# Given entries
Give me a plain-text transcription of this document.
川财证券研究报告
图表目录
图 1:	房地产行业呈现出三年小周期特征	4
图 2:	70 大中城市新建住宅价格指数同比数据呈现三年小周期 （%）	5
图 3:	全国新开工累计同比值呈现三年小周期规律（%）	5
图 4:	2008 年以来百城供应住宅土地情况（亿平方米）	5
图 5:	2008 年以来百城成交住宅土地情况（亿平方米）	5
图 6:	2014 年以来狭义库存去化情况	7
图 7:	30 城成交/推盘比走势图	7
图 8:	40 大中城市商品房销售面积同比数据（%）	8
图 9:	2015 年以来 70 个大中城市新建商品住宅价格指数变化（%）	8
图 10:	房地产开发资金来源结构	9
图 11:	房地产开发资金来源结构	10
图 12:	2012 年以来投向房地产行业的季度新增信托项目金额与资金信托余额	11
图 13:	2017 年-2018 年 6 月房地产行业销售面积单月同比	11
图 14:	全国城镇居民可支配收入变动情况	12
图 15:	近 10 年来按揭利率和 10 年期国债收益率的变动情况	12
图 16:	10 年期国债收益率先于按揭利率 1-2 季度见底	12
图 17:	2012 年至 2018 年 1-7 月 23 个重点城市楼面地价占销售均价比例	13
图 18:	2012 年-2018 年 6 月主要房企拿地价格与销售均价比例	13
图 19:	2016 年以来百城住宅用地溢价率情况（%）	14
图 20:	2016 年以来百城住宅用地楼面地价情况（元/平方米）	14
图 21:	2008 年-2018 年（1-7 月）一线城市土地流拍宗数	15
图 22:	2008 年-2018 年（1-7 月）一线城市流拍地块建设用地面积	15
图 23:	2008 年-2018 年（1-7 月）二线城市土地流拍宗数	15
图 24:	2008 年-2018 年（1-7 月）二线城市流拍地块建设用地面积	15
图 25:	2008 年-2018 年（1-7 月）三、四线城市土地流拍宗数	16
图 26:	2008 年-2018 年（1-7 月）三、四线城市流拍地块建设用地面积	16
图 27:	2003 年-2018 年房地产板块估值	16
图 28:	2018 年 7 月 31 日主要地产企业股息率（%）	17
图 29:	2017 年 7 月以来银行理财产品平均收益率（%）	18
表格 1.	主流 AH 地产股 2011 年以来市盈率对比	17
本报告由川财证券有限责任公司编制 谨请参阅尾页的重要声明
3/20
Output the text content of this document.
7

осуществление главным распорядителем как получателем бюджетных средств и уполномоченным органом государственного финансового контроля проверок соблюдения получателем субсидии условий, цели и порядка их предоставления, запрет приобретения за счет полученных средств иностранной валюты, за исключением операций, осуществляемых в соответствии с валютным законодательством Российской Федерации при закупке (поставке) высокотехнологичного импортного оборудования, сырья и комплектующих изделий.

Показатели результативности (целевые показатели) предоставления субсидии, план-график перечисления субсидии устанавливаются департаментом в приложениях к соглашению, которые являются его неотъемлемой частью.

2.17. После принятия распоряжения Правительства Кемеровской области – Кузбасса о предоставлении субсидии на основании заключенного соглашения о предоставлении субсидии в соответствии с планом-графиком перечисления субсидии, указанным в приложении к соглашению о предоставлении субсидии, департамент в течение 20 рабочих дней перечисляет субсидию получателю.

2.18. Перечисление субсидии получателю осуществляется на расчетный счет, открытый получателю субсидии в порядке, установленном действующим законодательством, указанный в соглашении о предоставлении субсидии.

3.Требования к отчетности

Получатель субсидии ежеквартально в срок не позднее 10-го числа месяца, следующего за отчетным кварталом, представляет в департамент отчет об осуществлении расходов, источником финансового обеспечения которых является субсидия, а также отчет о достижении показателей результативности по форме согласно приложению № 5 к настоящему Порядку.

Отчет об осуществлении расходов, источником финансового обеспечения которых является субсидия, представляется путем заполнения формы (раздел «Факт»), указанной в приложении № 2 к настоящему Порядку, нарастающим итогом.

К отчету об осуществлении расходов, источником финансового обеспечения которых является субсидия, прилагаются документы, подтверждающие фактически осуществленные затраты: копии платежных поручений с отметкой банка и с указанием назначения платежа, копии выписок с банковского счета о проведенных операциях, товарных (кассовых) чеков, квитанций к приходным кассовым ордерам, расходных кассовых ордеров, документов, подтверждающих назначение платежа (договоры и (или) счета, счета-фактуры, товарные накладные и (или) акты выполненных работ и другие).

# To be done
The listing above should be transcribed in full, exactly as written.

# Task result
Give me a plain-text transcription of this document.
川财证券研究报告
图表目录
图 1:	房地产行业呈现出三年小周期特征	4
图 2:	70 大中城市新建住宅价格指数同比数据呈现三年小周期 （%）	5
图 3:	全国新开工累计同比值呈现三年小周期规律（%）	5
图 4:	2008 年以来百城供应住宅土地情况（亿平方米）	5
图 5:	2008 年以来百城成交住宅土地情况（亿平方米）	5
图 6:	2014 年以来狭义库存去化情况	7
图 7:	30 城成交/推盘比走势图	7
图 8:	40 大中城市商品房销售面积同比数据（%）	8
图 9:	2015 年以来 70 个大中城市新建商品住宅价格指数变化（%）	8
图 10:	房地产开发资金来源结构	9
图 11:	房地产开发资金来源结构	10
图 12:	2012 年以来投向房地产行业的季度新增信托项目金额与资金信托余额	11
图 13:	2017 年-2018 年 6 月房地产行业销售面积单月同比	11
图 14:	全国城镇居民可支配收入变动情况	12
图 15:	近 10 年来按揭利率和 10 年期国债收益率的变动情况	12
图 16:	10 年期国债收益率先于按揭利率 1-2 季度见底	12
图 17:	2012 年至 2018 年 1-7 月 23 个重点城市楼面地价占销售均价比例	13
图 18:	2012 年-2018 年 6 月主要房企拿地价格与销售均价比例	13
图 19:	2016 年以来百城住宅用地溢价率情况（%）	14
图 20:	2016 年以来百城住宅用地楼面地价情况（元/平方米）	14
图 21:	2008 年-2018 年（1-7 月）一线城市土地流拍宗数	15
图 22:	2008 年-2018 年（1-7 月）一线城市流拍地块建设用地面积	15
图 23:	2008 年-2018 年（1-7 月）二线城市土地流拍宗数	15
图 24:	2008 年-2018 年（1-7 月）二线城市流拍地块建设用地面积	15
图 25:	2008 年-2018 年（1-7 月）三、四线城市土地流拍宗数	16
图 26:	2008 年-2018 年（1-7 月）三、四线城市流拍地块建设用地面积	16
图 27:	2003 年-2018 年房地产板块估值	16
图 28:	2018 年 7 月 31 日主要地产企业股息率（%）	17
图 29:	2017 年 7 月以来银行理财产品平均收益率（%）	18
表格 1.	主流 AH 地产股 2011 年以来市盈率对比	17
本报告由川财证券有限责任公司编制 谨请参阅尾页的重要声明
3/20
Output the text content of this document.
7

осуществление главным распорядителем как получателем бюджетных средств и уполномоченным органом государственного финансового контроля проверок соблюдения получателем субсидии условий, цели и порядка их предоставления, запрет приобретения за счет полученных средств иностранной валюты, за исключением операций, осуществляемых в соответствии с валютным законодательством Российской Федерации при закупке (поставке) высокотехнологичного импортного оборудования, сырья и комплектующих изделий.

Показатели результативности (целевые показатели) предоставления субсидии, план-график перечисления субсидии устанавливаются департаментом в приложениях к соглашению, которые являются его неотъемлемой частью.

2.17. После принятия распоряжения Правительства Кемеровской области – Кузбасса о предоставлении субсидии на основании заключенного соглашения о предоставлении субсидии в соответствии с планом-графиком перечисления субсидии, указанным в приложении к соглашению о предоставлении субсидии, департамент в течение 20 рабочих дней перечисляет субсидию получателю.

2.18. Перечисление субсидии получателю осуществляется на расчетный счет, открытый получателю субсидии в порядке, установленном действующим законодательством, указанный в соглашении о предоставлении субсидии.

3.Требования к отчетности

Получатель субсидии ежеквартально в срок не позднее 10-го числа месяца, следующего за отчетным кварталом, представляет в департамент отчет об осуществлении расходов, источником финансового обеспечения которых является субсидия, а также отчет о достижении показателей результативности по форме согласно приложению № 5 к настоящему Порядку.

Отчет об осуществлении расходов, источником финансового обеспечения которых является субсидия, представляется путем заполнения формы (раздел «Факт»), указанной в приложении № 2 к настоящему Порядку, нарастающим итогом.

К отчету об осуществлении расходов, источником финансового обеспечения которых является субсидия, прилагаются документы, подтверждающие фактически осуществленные затраты: копии платежных поручений с отметкой банка и с указанием назначения платежа, копии выписок с банковского счета о проведенных операциях, товарных (кассовых) чеков, квитанций к приходным кассовым ордерам, расходных кассовых ордеров, документов, подтверждающих назначение платежа (договоры и (или) счета, счета-фактуры, товарные накладные и (или) акты выполненных работ и другие).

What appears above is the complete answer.